*Lo que se pide*
¿Puedes convertir en una tabla Markdown las líneas de los registros, empezando por la que contiene "List each element" y terminando con la que contiene "- info-icon[interactable]: i: [454, 75, 466, 87]", sin incluir las líneas en blanco? Usa las columnas "N.º" y "Línea del registro".

*Material*
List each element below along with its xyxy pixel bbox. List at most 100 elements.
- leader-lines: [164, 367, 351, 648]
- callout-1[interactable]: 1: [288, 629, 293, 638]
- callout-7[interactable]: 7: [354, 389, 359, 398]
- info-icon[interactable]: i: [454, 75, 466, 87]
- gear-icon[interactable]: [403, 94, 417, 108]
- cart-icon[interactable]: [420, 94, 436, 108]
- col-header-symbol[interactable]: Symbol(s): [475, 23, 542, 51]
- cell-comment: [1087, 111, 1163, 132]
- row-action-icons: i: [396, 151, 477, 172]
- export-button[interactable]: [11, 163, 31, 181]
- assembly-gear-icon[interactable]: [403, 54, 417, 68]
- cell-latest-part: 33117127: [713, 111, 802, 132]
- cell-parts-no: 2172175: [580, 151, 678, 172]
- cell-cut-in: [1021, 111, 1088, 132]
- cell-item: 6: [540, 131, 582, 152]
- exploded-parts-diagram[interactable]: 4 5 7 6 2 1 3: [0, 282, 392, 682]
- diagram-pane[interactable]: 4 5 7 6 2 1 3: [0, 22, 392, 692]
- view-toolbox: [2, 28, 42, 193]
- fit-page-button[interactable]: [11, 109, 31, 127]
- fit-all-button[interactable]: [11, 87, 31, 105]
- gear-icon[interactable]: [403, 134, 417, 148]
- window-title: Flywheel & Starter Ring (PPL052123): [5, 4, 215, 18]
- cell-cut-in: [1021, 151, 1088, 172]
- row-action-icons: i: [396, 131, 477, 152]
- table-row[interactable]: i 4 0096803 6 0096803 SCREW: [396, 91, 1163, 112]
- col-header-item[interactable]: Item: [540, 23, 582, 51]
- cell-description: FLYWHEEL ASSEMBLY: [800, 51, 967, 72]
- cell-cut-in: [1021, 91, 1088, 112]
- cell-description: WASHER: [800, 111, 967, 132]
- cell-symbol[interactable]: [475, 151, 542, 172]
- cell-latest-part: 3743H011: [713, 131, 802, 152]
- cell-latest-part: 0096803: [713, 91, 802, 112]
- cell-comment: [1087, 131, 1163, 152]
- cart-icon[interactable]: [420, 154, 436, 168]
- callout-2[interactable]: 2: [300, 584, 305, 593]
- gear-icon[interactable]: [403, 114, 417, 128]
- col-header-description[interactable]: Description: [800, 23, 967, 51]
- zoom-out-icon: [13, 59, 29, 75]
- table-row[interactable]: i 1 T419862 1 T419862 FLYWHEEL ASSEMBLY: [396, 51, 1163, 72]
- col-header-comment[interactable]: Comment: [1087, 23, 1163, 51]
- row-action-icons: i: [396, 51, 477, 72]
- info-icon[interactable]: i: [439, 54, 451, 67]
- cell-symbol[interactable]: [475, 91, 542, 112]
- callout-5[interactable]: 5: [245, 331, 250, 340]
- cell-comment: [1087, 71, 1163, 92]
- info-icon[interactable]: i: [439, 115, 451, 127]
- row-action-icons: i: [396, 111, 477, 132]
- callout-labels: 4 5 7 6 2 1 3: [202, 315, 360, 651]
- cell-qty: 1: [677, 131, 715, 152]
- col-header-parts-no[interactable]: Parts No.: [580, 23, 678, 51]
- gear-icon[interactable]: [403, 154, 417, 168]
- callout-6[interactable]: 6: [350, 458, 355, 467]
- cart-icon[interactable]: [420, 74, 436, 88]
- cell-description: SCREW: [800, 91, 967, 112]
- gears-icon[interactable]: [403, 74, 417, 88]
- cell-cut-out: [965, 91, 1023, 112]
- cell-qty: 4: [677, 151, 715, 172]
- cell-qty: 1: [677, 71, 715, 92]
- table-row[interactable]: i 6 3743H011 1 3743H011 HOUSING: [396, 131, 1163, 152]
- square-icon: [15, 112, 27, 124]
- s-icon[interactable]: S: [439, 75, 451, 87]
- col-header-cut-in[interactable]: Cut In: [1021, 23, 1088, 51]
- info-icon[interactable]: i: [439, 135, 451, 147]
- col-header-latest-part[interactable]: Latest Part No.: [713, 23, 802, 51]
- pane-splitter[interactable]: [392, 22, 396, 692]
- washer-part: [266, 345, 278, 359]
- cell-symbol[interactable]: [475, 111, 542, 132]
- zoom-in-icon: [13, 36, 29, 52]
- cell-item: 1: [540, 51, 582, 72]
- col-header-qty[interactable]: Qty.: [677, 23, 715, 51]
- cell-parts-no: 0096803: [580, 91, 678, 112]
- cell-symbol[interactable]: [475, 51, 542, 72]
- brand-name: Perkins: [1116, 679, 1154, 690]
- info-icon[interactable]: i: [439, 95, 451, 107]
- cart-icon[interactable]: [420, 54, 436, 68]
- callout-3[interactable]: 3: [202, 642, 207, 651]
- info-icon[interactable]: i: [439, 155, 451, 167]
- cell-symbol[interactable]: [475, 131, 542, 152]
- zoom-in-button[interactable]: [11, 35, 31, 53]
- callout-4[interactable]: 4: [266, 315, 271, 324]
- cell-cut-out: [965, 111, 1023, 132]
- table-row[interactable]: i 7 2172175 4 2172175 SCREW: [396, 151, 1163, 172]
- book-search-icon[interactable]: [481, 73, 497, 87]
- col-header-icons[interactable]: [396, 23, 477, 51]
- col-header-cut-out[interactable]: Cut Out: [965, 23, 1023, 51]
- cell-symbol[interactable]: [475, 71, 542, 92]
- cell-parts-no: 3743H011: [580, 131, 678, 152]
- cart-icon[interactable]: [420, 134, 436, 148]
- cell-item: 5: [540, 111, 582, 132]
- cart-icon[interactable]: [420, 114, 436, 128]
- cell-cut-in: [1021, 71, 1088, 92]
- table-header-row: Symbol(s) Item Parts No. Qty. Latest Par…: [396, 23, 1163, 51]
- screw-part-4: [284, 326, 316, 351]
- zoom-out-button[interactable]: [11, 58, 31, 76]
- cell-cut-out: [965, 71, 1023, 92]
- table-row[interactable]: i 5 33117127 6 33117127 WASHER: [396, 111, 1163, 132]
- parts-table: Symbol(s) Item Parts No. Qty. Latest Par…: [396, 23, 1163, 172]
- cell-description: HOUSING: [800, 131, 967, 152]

* * *

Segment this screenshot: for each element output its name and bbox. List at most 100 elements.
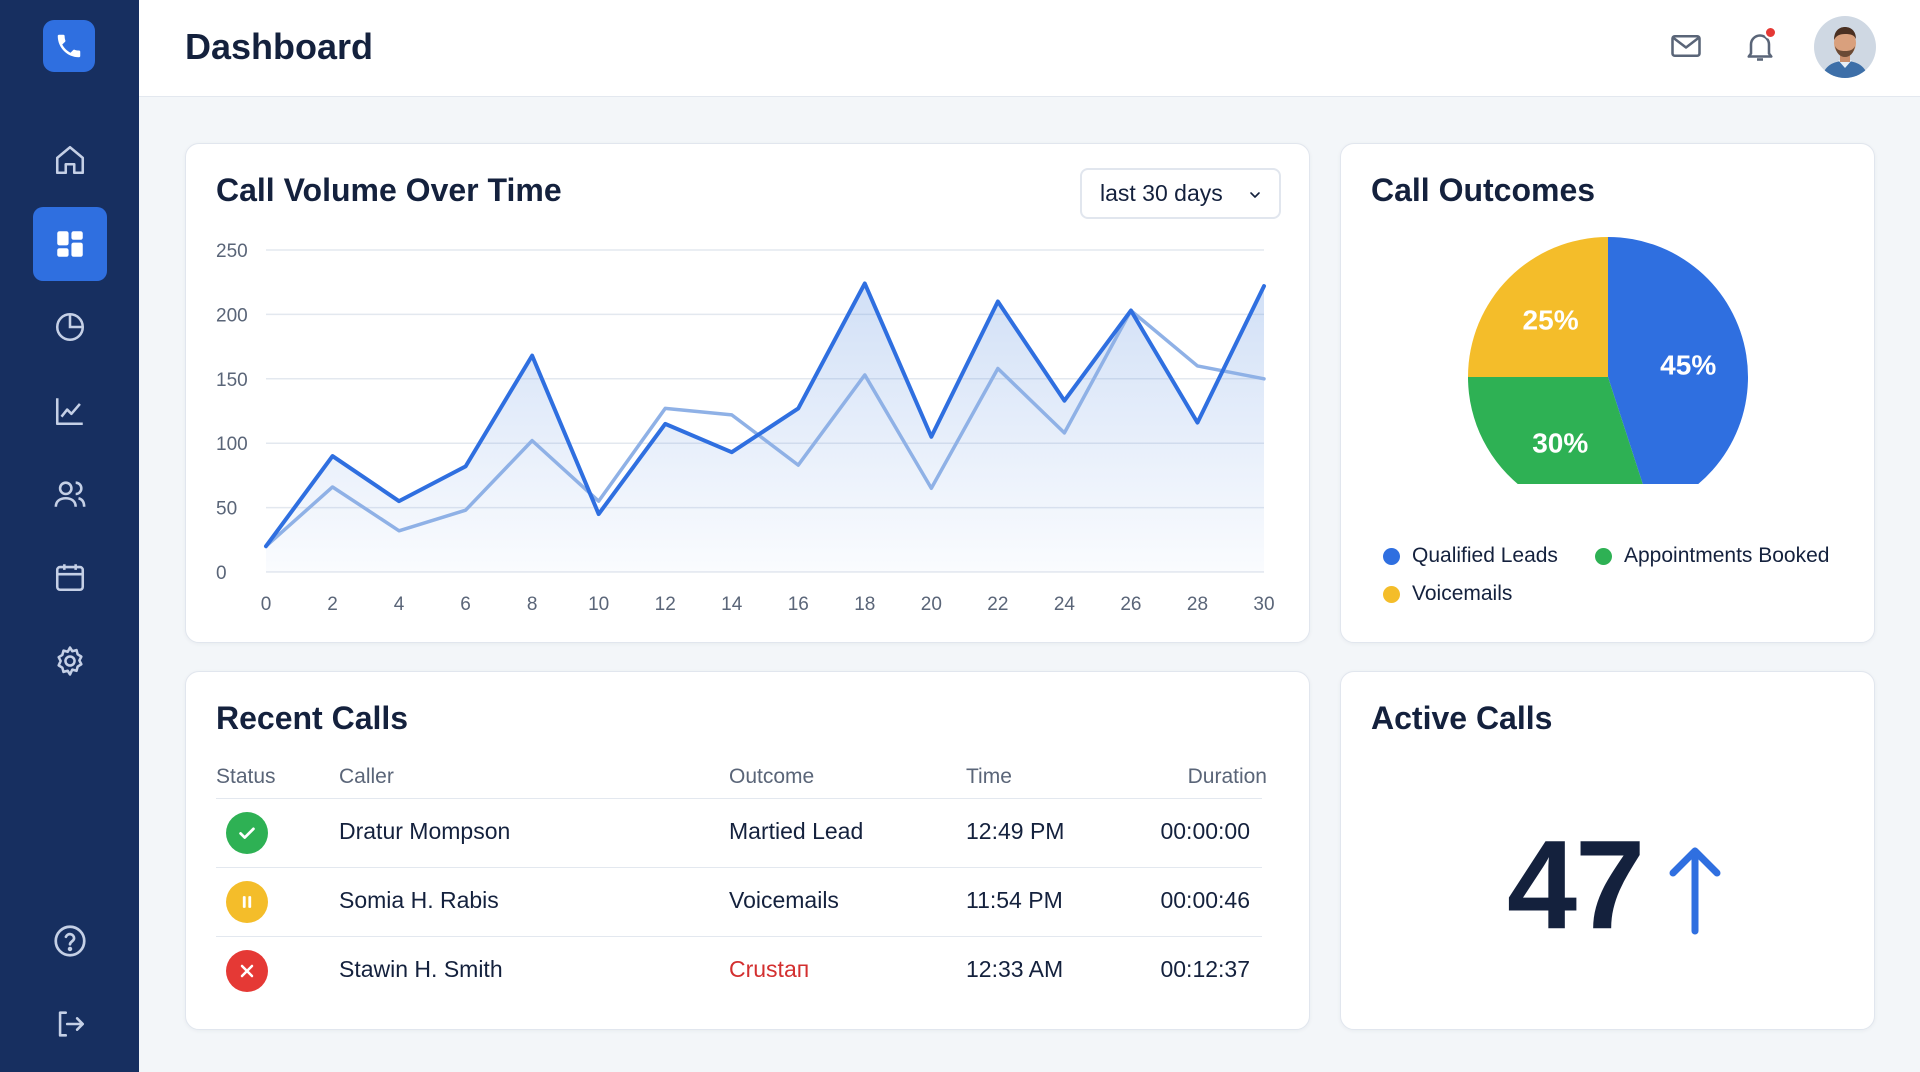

*Respuesta escrita*
| N.º | Línea del registro |
|---|---|
| 1 | List each element below along with its xyxy pixel bbox. List at most 100 elements. |
| 2 | - leader-lines: [164, 367, 351, 648] |
| 3 | - callout-1[interactable]: 1: [288, 629, 293, 638] |
| 4 | - callout-7[interactable]: 7: [354, 389, 359, 398] |
| 5 | - info-icon[interactable]: i: [454, 75, 466, 87] |